Brief → Copy everything in the listing below word for word, apart from any images.

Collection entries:
..........

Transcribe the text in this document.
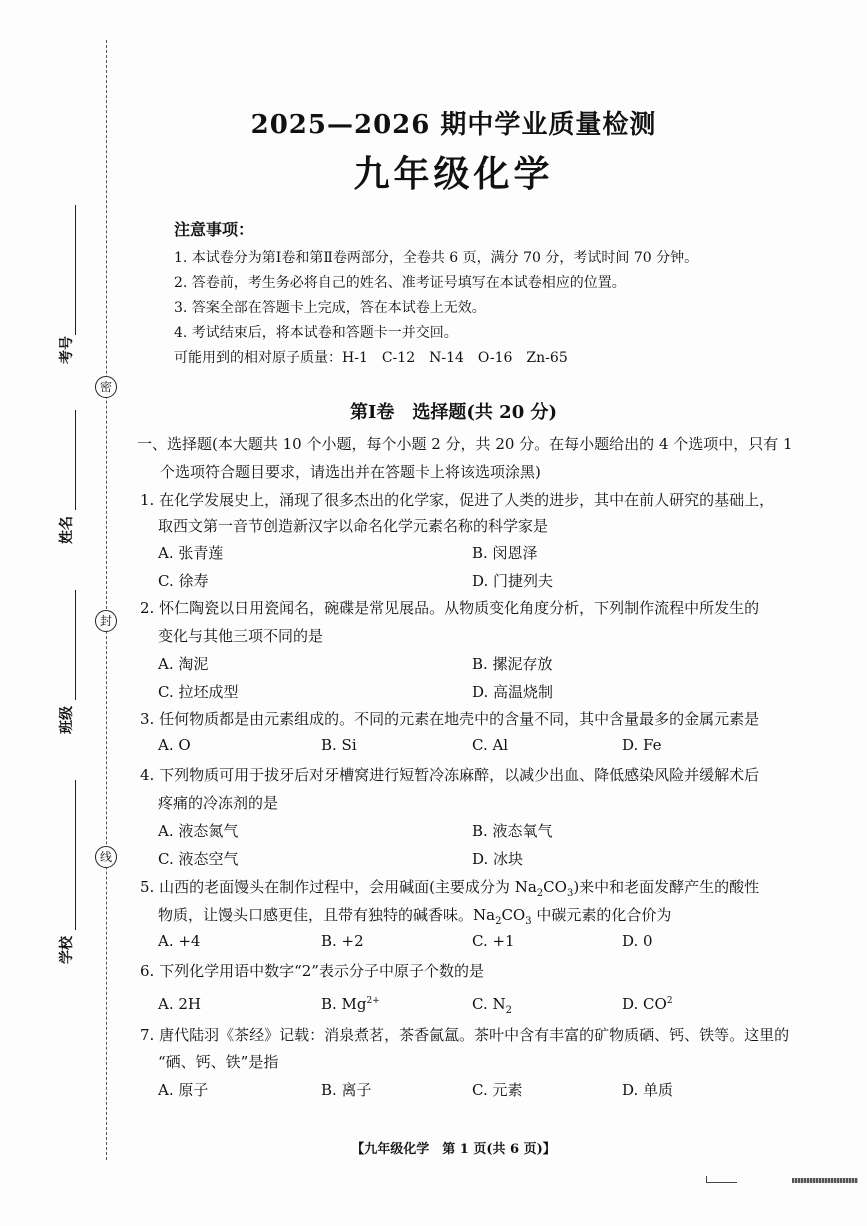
密
封
线
考号
姓名
班级
学校
2025—2026 期中学业质量检测
九年级化学
注意事项：
1. 本试卷分为第Ⅰ卷和第Ⅱ卷两部分，全卷共 6 页，满分 70 分，考试时间 70 分钟。
2. 答卷前，考生务必将自己的姓名、准考证号填写在本试卷相应的位置。
3. 答案全部在答题卡上完成，答在本试卷上无效。
4. 考试结束后，将本试卷和答题卡一并交回。
可能用到的相对原子质量：H-1　C-12　N-14　O-16　Zn-65
第Ⅰ卷　选择题(共 20 分)
一、选择题(本大题共 10 个小题，每个小题 2 分，共 20 分。在每小题给出的 4 个选项中，只有 1
个选项符合题目要求，请选出并在答题卡上将该选项涂黑)
1. 在化学发展史上，涌现了很多杰出的化学家，促进了人类的进步，其中在前人研究的基础上，
取西文第一音节创造新汉字以命名化学元素名称的科学家是
A. 张青莲	B. 闵恩泽
C. 徐寿	D. 门捷列夫
2. 怀仁陶瓷以日用瓷闻名，碗碟是常见展品。从物质变化角度分析，下列制作流程中所发生的
变化与其他三项不同的是
A. 淘泥	B. 摞泥存放
C. 拉坯成型	D. 高温烧制
3. 任何物质都是由元素组成的。不同的元素在地壳中的含量不同，其中含量最多的金属元素是
A. O	B. Si	C. Al	D. Fe
4. 下列物质可用于拔牙后对牙槽窝进行短暂冷冻麻醉，以减少出血、降低感染风险并缓解术后
疼痛的冷冻剂的是
A. 液态氮气	B. 液态氧气
C. 液态空气	D. 冰块
5. 山西的老面馒头在制作过程中，会用碱面(主要成分为 $Na_2CO_3$)来中和老面发酵产生的酸性
物质，让馒头口感更佳，且带有独特的碱香味。$Na_2CO_3$ 中碳元素的化合价为
A. +4	B. +2	C. +1	D. 0
6. 下列化学用语中数字“2”表示分子中原子个数的是
A. 2H	B. $Mg^{2+}$	C. $N_2$	D. $CO^2$
7. 唐代陆羽《茶经》记载：消泉煮茗，茶香氤氲。茶叶中含有丰富的矿物质硒、钙、铁等。这里的
“硒、钙、铁”是指
A. 原子	B. 离子	C. 元素	D. 单质
【九年级化学　第 1 页(共 6 页)】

..........

Output for this task →
Transcribe the text in this document.
密
封
线
考号
姓名
班级
学校
2025—2026 期中学业质量检测
九年级化学
注意事项：
1. 本试卷分为第Ⅰ卷和第Ⅱ卷两部分，全卷共 6 页，满分 70 分，考试时间 70 分钟。
2. 答卷前，考生务必将自己的姓名、准考证号填写在本试卷相应的位置。
3. 答案全部在答题卡上完成，答在本试卷上无效。
4. 考试结束后，将本试卷和答题卡一并交回。
可能用到的相对原子质量：H-1　C-12　N-14　O-16　Zn-65
第Ⅰ卷　选择题(共 20 分)
一、选择题(本大题共 10 个小题，每个小题 2 分，共 20 分。在每小题给出的 4 个选项中，只有 1
个选项符合题目要求，请选出并在答题卡上将该选项涂黑)
1. 在化学发展史上，涌现了很多杰出的化学家，促进了人类的进步，其中在前人研究的基础上，
取西文第一音节创造新汉字以命名化学元素名称的科学家是
A. 张青莲	B. 闵恩泽
C. 徐寿	D. 门捷列夫
2. 怀仁陶瓷以日用瓷闻名，碗碟是常见展品。从物质变化角度分析，下列制作流程中所发生的
变化与其他三项不同的是
A. 淘泥	B. 摞泥存放
C. 拉坯成型	D. 高温烧制
3. 任何物质都是由元素组成的。不同的元素在地壳中的含量不同，其中含量最多的金属元素是
A. O	B. Si	C. Al	D. Fe
4. 下列物质可用于拔牙后对牙槽窝进行短暂冷冻麻醉，以减少出血、降低感染风险并缓解术后
疼痛的冷冻剂的是
A. 液态氮气	B. 液态氧气
C. 液态空气	D. 冰块
5. 山西的老面馒头在制作过程中，会用碱面(主要成分为 $Na_2CO_3$)来中和老面发酵产生的酸性
物质，让馒头口感更佳，且带有独特的碱香味。$Na_2CO_3$ 中碳元素的化合价为
A. +4	B. +2	C. +1	D. 0
6. 下列化学用语中数字“2”表示分子中原子个数的是
A. 2H	B. $Mg^{2+}$	C. $N_2$	D. $CO^2$
7. 唐代陆羽《茶经》记载：消泉煮茗，茶香氤氲。茶叶中含有丰富的矿物质硒、钙、铁等。这里的
“硒、钙、铁”是指
A. 原子	B. 离子	C. 元素	D. 单质
【九年级化学　第 1 页(共 6 页)】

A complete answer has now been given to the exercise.